▼▼▼

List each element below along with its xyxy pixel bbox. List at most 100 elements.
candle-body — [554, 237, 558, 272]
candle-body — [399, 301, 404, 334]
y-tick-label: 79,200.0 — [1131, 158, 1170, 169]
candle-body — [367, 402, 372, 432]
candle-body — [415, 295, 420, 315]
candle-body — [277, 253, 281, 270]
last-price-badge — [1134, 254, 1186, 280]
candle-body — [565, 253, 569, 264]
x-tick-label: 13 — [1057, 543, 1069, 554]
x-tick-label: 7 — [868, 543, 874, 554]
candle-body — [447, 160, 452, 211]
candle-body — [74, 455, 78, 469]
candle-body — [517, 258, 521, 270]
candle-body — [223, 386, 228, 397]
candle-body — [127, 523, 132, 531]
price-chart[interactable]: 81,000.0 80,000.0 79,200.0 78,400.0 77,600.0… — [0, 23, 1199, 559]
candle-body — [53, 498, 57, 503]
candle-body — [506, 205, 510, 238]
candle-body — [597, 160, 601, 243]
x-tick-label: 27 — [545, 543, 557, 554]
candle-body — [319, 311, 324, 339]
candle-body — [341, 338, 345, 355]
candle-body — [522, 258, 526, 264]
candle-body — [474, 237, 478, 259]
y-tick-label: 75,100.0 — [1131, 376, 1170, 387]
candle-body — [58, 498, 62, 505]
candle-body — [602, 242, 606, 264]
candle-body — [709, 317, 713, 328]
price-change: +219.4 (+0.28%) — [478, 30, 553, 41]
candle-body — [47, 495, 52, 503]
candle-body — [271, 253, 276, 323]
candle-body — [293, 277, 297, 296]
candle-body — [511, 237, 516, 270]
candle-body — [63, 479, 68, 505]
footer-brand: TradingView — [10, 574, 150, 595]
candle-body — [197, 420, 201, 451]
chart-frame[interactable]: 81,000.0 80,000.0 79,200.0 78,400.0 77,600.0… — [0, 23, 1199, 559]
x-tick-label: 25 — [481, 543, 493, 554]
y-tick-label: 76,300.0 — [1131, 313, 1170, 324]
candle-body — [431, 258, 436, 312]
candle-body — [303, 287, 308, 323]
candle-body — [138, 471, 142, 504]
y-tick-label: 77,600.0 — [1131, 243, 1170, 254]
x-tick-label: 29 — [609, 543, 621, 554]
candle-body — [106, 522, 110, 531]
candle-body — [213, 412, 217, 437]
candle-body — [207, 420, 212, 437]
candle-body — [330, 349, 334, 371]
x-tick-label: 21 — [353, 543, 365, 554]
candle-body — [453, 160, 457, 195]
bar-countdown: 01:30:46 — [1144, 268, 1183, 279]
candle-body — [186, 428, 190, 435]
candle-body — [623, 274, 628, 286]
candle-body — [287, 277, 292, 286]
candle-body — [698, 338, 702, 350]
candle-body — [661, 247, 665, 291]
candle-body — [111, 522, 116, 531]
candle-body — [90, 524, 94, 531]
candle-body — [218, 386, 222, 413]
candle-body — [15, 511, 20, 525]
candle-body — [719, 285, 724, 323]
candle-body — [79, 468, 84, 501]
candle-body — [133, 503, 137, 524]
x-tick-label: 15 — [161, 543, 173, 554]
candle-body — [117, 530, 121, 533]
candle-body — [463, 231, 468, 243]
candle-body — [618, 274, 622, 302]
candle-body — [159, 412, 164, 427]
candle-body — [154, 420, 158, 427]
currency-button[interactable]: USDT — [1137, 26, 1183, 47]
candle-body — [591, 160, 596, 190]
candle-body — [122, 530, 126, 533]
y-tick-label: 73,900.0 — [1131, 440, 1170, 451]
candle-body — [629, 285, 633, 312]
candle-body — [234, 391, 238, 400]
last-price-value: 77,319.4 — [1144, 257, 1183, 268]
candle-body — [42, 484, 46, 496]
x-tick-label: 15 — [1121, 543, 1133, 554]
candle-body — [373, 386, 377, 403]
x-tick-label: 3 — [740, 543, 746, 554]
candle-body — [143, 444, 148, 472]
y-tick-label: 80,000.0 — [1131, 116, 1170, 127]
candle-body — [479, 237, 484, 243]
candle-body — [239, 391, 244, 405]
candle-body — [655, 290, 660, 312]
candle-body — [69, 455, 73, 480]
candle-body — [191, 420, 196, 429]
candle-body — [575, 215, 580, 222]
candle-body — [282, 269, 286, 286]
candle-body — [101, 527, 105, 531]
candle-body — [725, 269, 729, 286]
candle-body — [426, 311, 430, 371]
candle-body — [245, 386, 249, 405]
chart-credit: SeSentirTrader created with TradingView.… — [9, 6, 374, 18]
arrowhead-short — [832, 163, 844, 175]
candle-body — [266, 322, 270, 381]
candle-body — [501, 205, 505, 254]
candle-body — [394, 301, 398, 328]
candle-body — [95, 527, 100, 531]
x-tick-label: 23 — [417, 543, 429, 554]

▲▲▲

What you will do | Reproduce the listing above line for line, without any changes.

Task output |
List each element below along with its xyxy pixel bbox. List at most 100 elements.
candle-body — [554, 237, 558, 272]
candle-body — [399, 301, 404, 334]
y-tick-label: 79,200.0 — [1131, 158, 1170, 169]
candle-body — [367, 402, 372, 432]
candle-body — [415, 295, 420, 315]
candle-body — [277, 253, 281, 270]
last-price-badge — [1134, 254, 1186, 280]
candle-body — [565, 253, 569, 264]
x-tick-label: 13 — [1057, 543, 1069, 554]
x-tick-label: 7 — [868, 543, 874, 554]
candle-body — [447, 160, 452, 211]
candle-body — [74, 455, 78, 469]
candle-body — [517, 258, 521, 270]
candle-body — [223, 386, 228, 397]
candle-body — [127, 523, 132, 531]
price-chart[interactable]: 81,000.0 80,000.0 79,200.0 78,400.0 77,600.0… — [0, 23, 1199, 559]
candle-body — [53, 498, 57, 503]
candle-body — [506, 205, 510, 238]
candle-body — [597, 160, 601, 243]
x-tick-label: 27 — [545, 543, 557, 554]
candle-body — [319, 311, 324, 339]
candle-body — [341, 338, 345, 355]
candle-body — [522, 258, 526, 264]
candle-body — [474, 237, 478, 259]
y-tick-label: 75,100.0 — [1131, 376, 1170, 387]
candle-body — [58, 498, 62, 505]
candle-body — [602, 242, 606, 264]
candle-body — [709, 317, 713, 328]
price-change: +219.4 (+0.28%) — [478, 30, 553, 41]
candle-body — [47, 495, 52, 503]
candle-body — [271, 253, 276, 323]
candle-body — [293, 277, 297, 296]
candle-body — [511, 237, 516, 270]
candle-body — [63, 479, 68, 505]
footer-brand: TradingView — [10, 574, 150, 595]
candle-body — [197, 420, 201, 451]
chart-frame[interactable]: 81,000.0 80,000.0 79,200.0 78,400.0 77,600.0… — [0, 23, 1199, 559]
x-tick-label: 25 — [481, 543, 493, 554]
y-tick-label: 76,300.0 — [1131, 313, 1170, 324]
candle-body — [431, 258, 436, 312]
candle-body — [303, 287, 308, 323]
candle-body — [138, 471, 142, 504]
y-tick-label: 77,600.0 — [1131, 243, 1170, 254]
x-tick-label: 29 — [609, 543, 621, 554]
candle-body — [106, 522, 110, 531]
candle-body — [213, 412, 217, 437]
candle-body — [207, 420, 212, 437]
candle-body — [330, 349, 334, 371]
x-tick-label: 21 — [353, 543, 365, 554]
candle-body — [453, 160, 457, 195]
bar-countdown: 01:30:46 — [1144, 268, 1183, 279]
candle-body — [186, 428, 190, 435]
candle-body — [623, 274, 628, 286]
candle-body — [287, 277, 292, 286]
candle-body — [698, 338, 702, 350]
candle-body — [661, 247, 665, 291]
candle-body — [111, 522, 116, 531]
candle-body — [90, 524, 94, 531]
candle-body — [218, 386, 222, 413]
candle-body — [15, 511, 20, 525]
candle-body — [719, 285, 724, 323]
candle-body — [79, 468, 84, 501]
candle-body — [133, 503, 137, 524]
x-tick-label: 15 — [161, 543, 173, 554]
candle-body — [117, 530, 121, 533]
candle-body — [463, 231, 468, 243]
candle-body — [618, 274, 622, 302]
candle-body — [159, 412, 164, 427]
candle-body — [154, 420, 158, 427]
currency-button[interactable]: USDT — [1137, 26, 1183, 47]
candle-body — [591, 160, 596, 190]
candle-body — [122, 530, 126, 533]
y-tick-label: 73,900.0 — [1131, 440, 1170, 451]
candle-body — [629, 285, 633, 312]
candle-body — [234, 391, 238, 400]
last-price-value: 77,319.4 — [1144, 257, 1183, 268]
candle-body — [42, 484, 46, 496]
x-tick-label: 15 — [1121, 543, 1133, 554]
candle-body — [373, 386, 377, 403]
x-tick-label: 3 — [740, 543, 746, 554]
candle-body — [143, 444, 148, 472]
y-tick-label: 80,000.0 — [1131, 116, 1170, 127]
candle-body — [479, 237, 484, 243]
candle-body — [239, 391, 244, 405]
candle-body — [655, 290, 660, 312]
candle-body — [69, 455, 73, 480]
candle-body — [191, 420, 196, 429]
candle-body — [575, 215, 580, 222]
candle-body — [282, 269, 286, 286]
candle-body — [101, 527, 105, 531]
candle-body — [725, 269, 729, 286]
candle-body — [426, 311, 430, 371]
candle-body — [245, 386, 249, 405]
chart-credit: SeSentirTrader created with TradingView.… — [9, 6, 374, 18]
arrowhead-short — [832, 163, 844, 175]
candle-body — [266, 322, 270, 381]
candle-body — [501, 205, 505, 254]
candle-body — [394, 301, 398, 328]
candle-body — [95, 527, 100, 531]
x-tick-label: 23 — [417, 543, 429, 554]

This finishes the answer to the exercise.